Your objective => Each entry below should be written out exactly as it is, with no pictures.

Dataset extract =>

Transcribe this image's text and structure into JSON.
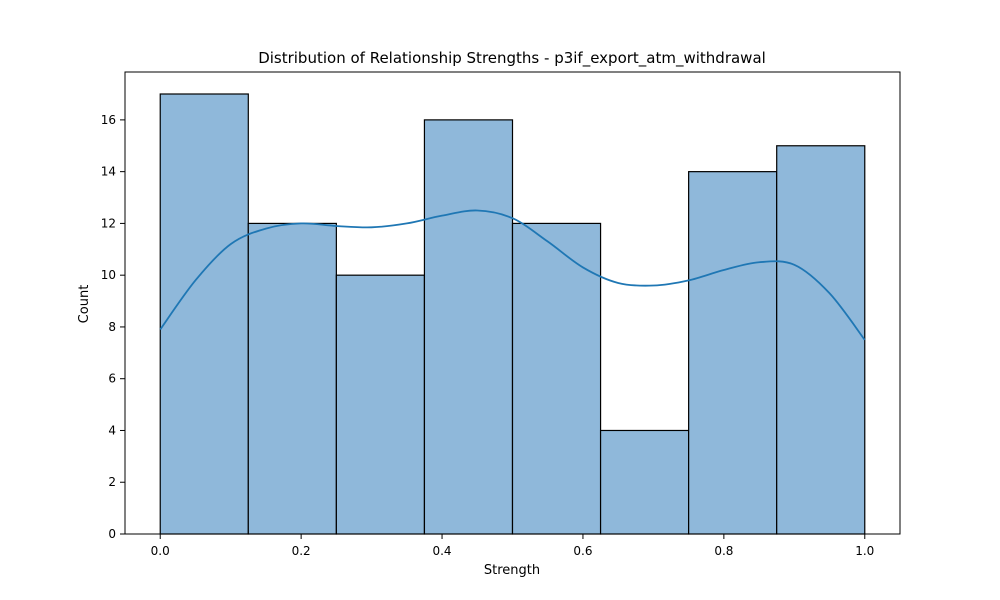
{
  "chart_data": {
    "type": "bar",
    "title": "Distribution of Relationship Strengths - p3if_export_atm_withdrawal",
    "xlabel": "Strength",
    "ylabel": "Count",
    "bins": [
      {
        "start": 0.0,
        "end": 0.125,
        "count": 17
      },
      {
        "start": 0.125,
        "end": 0.25,
        "count": 12
      },
      {
        "start": 0.25,
        "end": 0.375,
        "count": 10
      },
      {
        "start": 0.375,
        "end": 0.5,
        "count": 16
      },
      {
        "start": 0.5,
        "end": 0.625,
        "count": 12
      },
      {
        "start": 0.625,
        "end": 0.75,
        "count": 4
      },
      {
        "start": 0.75,
        "end": 0.875,
        "count": 14
      },
      {
        "start": 0.875,
        "end": 1.0,
        "count": 15
      }
    ],
    "kde": {
      "x": [
        0.0,
        0.05,
        0.1,
        0.15,
        0.2,
        0.25,
        0.3,
        0.35,
        0.4,
        0.45,
        0.5,
        0.55,
        0.6,
        0.65,
        0.7,
        0.75,
        0.8,
        0.85,
        0.9,
        0.95,
        1.0
      ],
      "y": [
        7.9,
        9.8,
        11.2,
        11.8,
        12.0,
        11.9,
        11.85,
        12.0,
        12.3,
        12.5,
        12.2,
        11.3,
        10.3,
        9.7,
        9.6,
        9.8,
        10.2,
        10.5,
        10.4,
        9.3,
        7.5
      ]
    },
    "xlim": [
      -0.05,
      1.05
    ],
    "ylim": [
      0,
      17.85
    ],
    "xticks": [
      0.0,
      0.2,
      0.4,
      0.6,
      0.8,
      1.0
    ],
    "xtick_labels": [
      "0.0",
      "0.2",
      "0.4",
      "0.6",
      "0.8",
      "1.0"
    ],
    "yticks": [
      0,
      2,
      4,
      6,
      8,
      10,
      12,
      14,
      16
    ],
    "ytick_labels": [
      "0",
      "2",
      "4",
      "6",
      "8",
      "10",
      "12",
      "14",
      "16"
    ],
    "grid": false,
    "colors": {
      "bar_fill": "#8fb8da",
      "bar_edge": "#000000",
      "kde_line": "#1f77b4",
      "axis": "#000000",
      "text": "#000000"
    }
  }
}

Exercise response =>
Transcribe this image's text and structure into JSON.
{
  "chart_data": {
    "type": "bar",
    "title": "Distribution of Relationship Strengths - p3if_export_atm_withdrawal",
    "xlabel": "Strength",
    "ylabel": "Count",
    "bins": [
      {
        "start": 0.0,
        "end": 0.125,
        "count": 17
      },
      {
        "start": 0.125,
        "end": 0.25,
        "count": 12
      },
      {
        "start": 0.25,
        "end": 0.375,
        "count": 10
      },
      {
        "start": 0.375,
        "end": 0.5,
        "count": 16
      },
      {
        "start": 0.5,
        "end": 0.625,
        "count": 12
      },
      {
        "start": 0.625,
        "end": 0.75,
        "count": 4
      },
      {
        "start": 0.75,
        "end": 0.875,
        "count": 14
      },
      {
        "start": 0.875,
        "end": 1.0,
        "count": 15
      }
    ],
    "kde": {
      "x": [
        0.0,
        0.05,
        0.1,
        0.15,
        0.2,
        0.25,
        0.3,
        0.35,
        0.4,
        0.45,
        0.5,
        0.55,
        0.6,
        0.65,
        0.7,
        0.75,
        0.8,
        0.85,
        0.9,
        0.95,
        1.0
      ],
      "y": [
        7.9,
        9.8,
        11.2,
        11.8,
        12.0,
        11.9,
        11.85,
        12.0,
        12.3,
        12.5,
        12.2,
        11.3,
        10.3,
        9.7,
        9.6,
        9.8,
        10.2,
        10.5,
        10.4,
        9.3,
        7.5
      ]
    },
    "xlim": [
      -0.05,
      1.05
    ],
    "ylim": [
      0,
      17.85
    ],
    "xticks": [
      0.0,
      0.2,
      0.4,
      0.6,
      0.8,
      1.0
    ],
    "xtick_labels": [
      "0.0",
      "0.2",
      "0.4",
      "0.6",
      "0.8",
      "1.0"
    ],
    "yticks": [
      0,
      2,
      4,
      6,
      8,
      10,
      12,
      14,
      16
    ],
    "ytick_labels": [
      "0",
      "2",
      "4",
      "6",
      "8",
      "10",
      "12",
      "14",
      "16"
    ],
    "grid": false,
    "colors": {
      "bar_fill": "#8fb8da",
      "bar_edge": "#000000",
      "kde_line": "#1f77b4",
      "axis": "#000000",
      "text": "#000000"
    }
  }
}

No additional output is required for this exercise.